Records contained in a dataset:
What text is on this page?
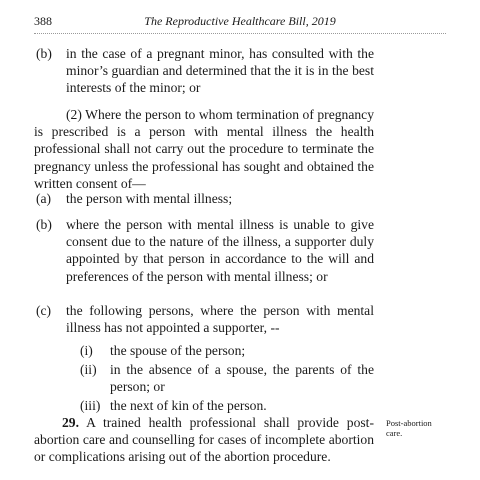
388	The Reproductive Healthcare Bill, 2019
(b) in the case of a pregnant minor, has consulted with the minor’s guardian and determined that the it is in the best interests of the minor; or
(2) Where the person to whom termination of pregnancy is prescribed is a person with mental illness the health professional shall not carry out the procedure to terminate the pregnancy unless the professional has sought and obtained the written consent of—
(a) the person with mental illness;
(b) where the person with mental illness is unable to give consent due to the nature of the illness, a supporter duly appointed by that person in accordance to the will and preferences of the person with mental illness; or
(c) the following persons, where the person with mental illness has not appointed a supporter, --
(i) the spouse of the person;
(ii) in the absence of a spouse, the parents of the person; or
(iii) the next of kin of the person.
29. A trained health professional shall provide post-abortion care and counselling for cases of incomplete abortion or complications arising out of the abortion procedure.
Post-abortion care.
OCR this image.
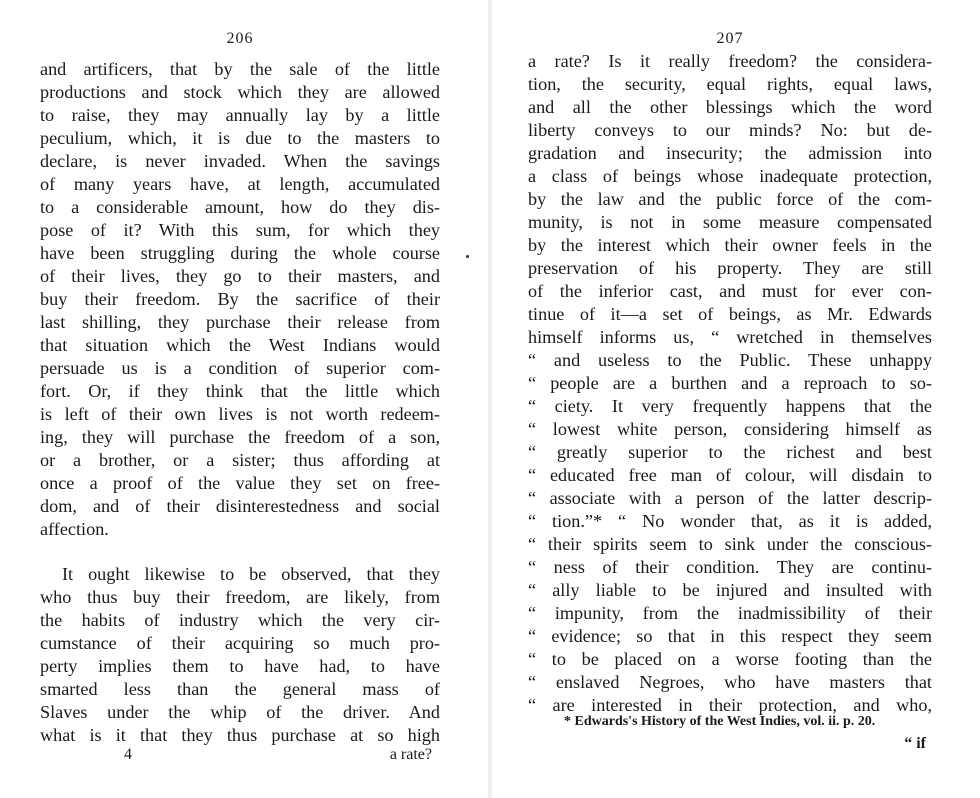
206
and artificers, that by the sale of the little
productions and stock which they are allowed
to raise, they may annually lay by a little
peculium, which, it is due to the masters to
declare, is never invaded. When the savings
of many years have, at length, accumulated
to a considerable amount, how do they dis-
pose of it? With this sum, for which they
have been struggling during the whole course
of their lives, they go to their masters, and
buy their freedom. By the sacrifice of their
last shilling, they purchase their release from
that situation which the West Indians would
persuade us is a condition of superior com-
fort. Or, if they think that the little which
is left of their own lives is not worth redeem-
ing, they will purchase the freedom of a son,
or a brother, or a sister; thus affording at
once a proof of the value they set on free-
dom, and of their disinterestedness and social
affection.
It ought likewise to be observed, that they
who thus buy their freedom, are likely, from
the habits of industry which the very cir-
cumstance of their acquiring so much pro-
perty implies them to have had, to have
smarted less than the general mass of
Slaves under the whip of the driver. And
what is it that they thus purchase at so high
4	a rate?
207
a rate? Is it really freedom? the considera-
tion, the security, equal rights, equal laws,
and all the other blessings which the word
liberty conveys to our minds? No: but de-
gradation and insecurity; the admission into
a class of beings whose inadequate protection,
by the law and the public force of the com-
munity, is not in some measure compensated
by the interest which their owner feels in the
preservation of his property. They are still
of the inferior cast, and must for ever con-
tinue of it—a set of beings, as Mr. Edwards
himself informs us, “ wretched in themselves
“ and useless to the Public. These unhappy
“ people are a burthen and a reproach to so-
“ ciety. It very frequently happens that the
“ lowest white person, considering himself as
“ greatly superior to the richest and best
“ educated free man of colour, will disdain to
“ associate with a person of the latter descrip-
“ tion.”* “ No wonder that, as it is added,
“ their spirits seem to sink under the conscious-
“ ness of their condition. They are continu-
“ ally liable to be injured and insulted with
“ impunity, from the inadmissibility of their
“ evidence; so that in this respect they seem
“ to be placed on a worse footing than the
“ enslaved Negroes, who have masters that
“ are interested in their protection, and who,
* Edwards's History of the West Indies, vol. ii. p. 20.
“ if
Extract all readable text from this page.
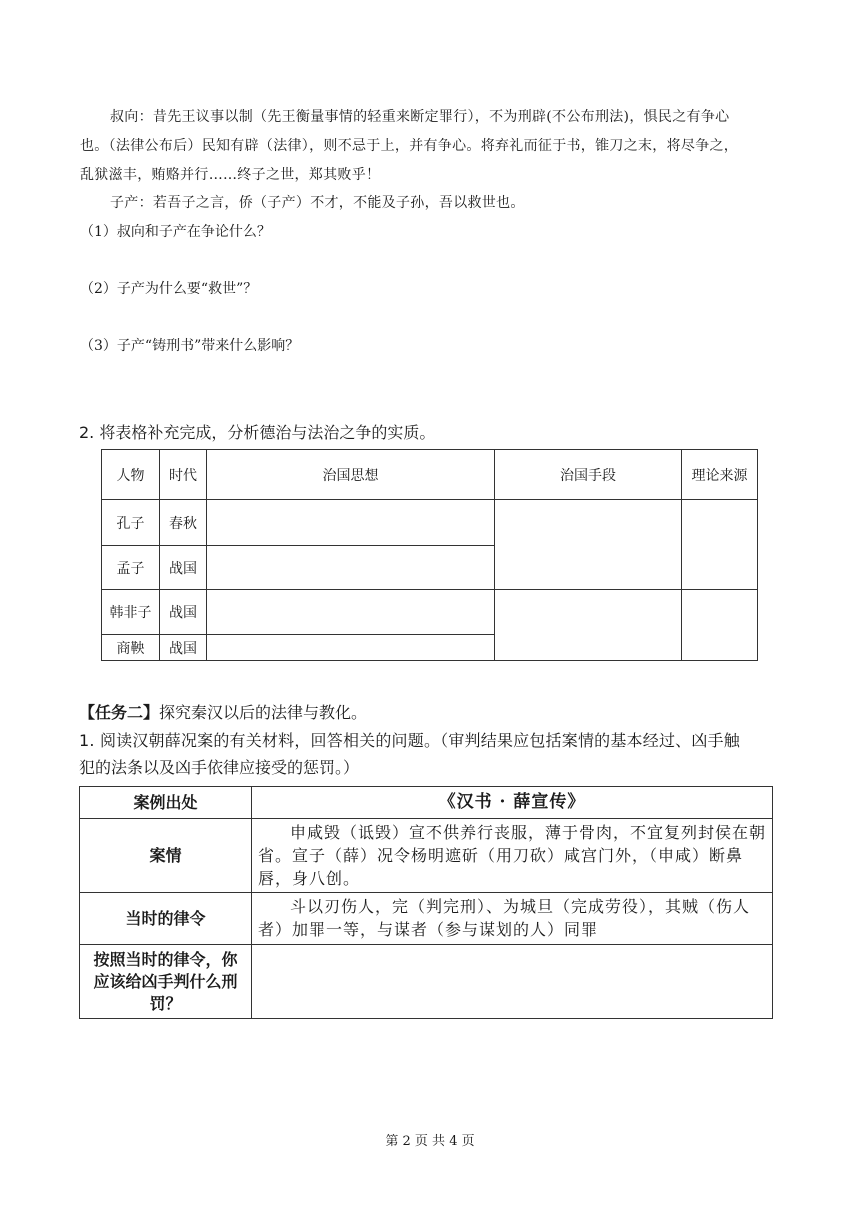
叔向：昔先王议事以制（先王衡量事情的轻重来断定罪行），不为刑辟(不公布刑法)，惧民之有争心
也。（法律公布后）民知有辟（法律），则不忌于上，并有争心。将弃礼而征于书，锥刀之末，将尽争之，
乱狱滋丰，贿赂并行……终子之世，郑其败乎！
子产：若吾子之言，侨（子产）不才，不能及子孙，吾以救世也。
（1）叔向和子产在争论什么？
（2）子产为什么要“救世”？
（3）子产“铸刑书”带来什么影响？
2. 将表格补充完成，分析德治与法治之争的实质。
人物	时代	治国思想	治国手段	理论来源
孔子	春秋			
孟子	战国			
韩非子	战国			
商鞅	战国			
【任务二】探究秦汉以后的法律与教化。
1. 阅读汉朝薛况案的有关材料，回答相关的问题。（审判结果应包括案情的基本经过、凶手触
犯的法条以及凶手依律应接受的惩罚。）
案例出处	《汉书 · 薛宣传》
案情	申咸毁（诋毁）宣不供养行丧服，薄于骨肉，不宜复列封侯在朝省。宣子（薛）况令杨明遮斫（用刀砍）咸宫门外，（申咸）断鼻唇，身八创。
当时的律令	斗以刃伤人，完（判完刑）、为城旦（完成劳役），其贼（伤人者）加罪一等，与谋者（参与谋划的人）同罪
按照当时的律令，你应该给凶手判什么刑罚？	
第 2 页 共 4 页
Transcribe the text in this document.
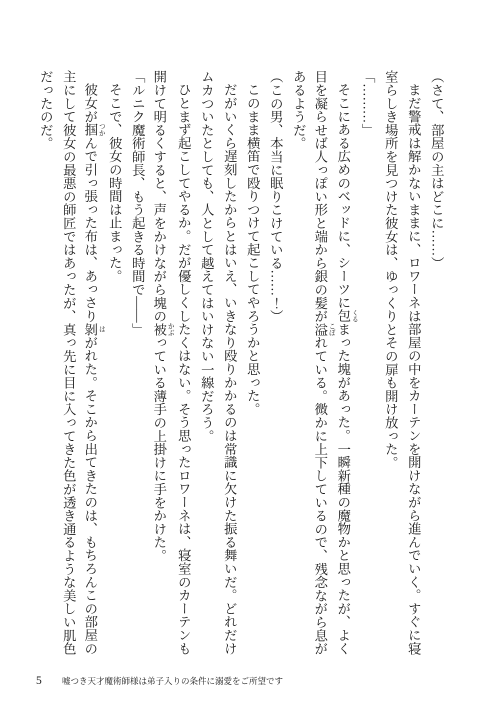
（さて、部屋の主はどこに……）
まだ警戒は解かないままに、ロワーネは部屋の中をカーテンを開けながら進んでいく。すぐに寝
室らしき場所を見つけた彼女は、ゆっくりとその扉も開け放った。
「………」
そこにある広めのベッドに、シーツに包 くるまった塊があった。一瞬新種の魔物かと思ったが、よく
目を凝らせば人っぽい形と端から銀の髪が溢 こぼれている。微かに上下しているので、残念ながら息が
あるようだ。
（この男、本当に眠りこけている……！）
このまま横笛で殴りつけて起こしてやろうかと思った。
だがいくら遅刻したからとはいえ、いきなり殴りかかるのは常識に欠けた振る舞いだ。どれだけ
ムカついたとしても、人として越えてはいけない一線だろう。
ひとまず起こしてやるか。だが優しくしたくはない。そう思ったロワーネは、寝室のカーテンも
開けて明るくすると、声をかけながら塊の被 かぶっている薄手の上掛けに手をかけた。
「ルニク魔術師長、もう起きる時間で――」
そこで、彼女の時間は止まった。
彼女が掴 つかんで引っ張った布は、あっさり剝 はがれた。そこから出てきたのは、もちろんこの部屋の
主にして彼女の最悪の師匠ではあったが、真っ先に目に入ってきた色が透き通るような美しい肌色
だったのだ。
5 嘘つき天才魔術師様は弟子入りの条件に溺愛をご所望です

==

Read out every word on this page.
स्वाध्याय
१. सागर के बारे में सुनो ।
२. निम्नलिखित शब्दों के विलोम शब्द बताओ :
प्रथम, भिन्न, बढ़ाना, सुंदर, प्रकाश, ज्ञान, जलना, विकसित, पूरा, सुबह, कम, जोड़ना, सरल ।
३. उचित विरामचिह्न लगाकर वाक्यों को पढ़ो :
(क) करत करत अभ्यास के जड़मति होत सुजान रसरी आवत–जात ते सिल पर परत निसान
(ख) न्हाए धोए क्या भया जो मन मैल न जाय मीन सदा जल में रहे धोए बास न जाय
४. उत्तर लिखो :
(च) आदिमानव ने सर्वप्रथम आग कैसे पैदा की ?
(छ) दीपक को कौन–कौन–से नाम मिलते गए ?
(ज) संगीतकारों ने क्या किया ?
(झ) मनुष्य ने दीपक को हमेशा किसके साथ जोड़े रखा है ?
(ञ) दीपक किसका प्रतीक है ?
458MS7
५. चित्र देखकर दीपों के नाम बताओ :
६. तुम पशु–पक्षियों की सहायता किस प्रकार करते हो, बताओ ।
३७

--

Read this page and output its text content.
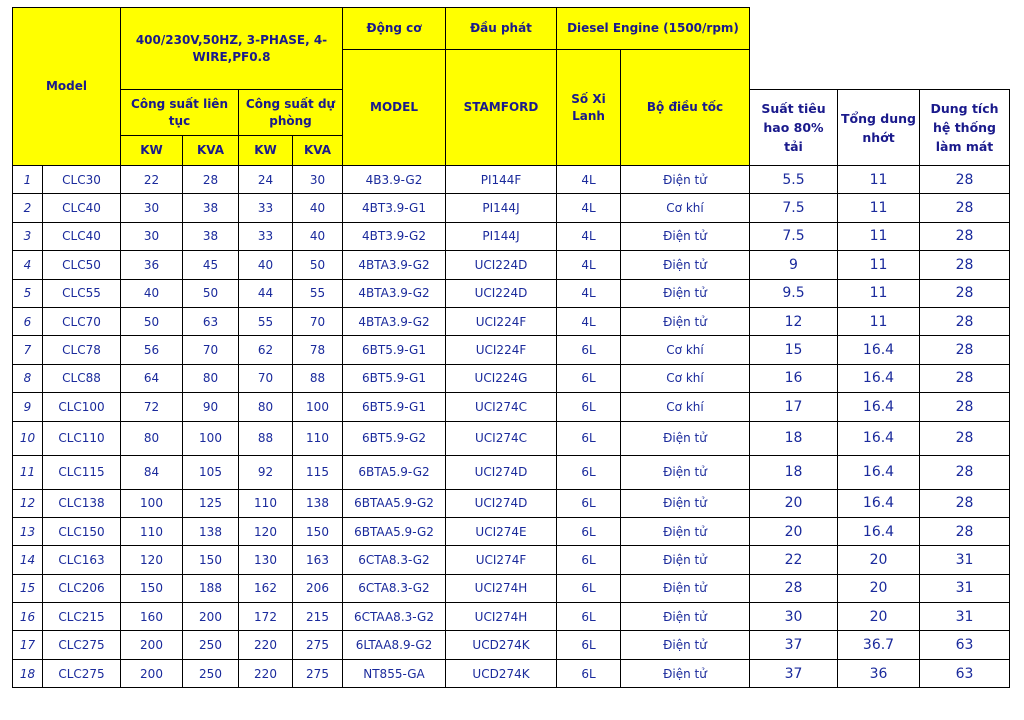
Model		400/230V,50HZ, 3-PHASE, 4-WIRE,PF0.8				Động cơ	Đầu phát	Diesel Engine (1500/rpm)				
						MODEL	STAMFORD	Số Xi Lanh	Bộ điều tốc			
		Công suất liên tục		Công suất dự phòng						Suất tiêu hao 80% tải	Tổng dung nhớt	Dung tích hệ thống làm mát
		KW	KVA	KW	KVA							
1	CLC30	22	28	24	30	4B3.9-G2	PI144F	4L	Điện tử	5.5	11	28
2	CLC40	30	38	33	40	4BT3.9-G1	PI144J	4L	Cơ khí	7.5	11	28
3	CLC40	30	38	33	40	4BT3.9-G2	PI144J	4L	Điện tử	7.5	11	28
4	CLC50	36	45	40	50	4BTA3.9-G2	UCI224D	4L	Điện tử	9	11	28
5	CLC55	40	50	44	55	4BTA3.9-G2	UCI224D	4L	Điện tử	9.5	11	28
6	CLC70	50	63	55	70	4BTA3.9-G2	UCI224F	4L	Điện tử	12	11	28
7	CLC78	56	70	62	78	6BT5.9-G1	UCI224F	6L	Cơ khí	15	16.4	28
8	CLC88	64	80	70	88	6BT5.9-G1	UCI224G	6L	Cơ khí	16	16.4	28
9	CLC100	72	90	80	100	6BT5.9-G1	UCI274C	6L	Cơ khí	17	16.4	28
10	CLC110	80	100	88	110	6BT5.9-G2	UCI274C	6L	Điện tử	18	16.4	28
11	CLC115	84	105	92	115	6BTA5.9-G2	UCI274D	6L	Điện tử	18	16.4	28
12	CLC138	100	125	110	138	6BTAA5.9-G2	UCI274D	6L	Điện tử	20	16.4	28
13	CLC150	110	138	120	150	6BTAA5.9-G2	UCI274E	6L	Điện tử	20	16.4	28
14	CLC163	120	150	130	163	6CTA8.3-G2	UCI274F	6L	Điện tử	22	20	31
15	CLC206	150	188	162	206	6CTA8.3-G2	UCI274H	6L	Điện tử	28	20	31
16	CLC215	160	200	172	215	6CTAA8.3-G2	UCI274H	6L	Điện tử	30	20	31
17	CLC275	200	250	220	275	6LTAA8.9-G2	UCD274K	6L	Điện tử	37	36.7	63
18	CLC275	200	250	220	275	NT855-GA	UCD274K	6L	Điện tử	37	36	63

» EXERCISE REQUIREMENTS
Above are the records. Copy every line in them holding "text".

» RESULT
What text is on this page?
Extract all readable text from this page.
Transcribe the text in this document.
Read this page and output its text content.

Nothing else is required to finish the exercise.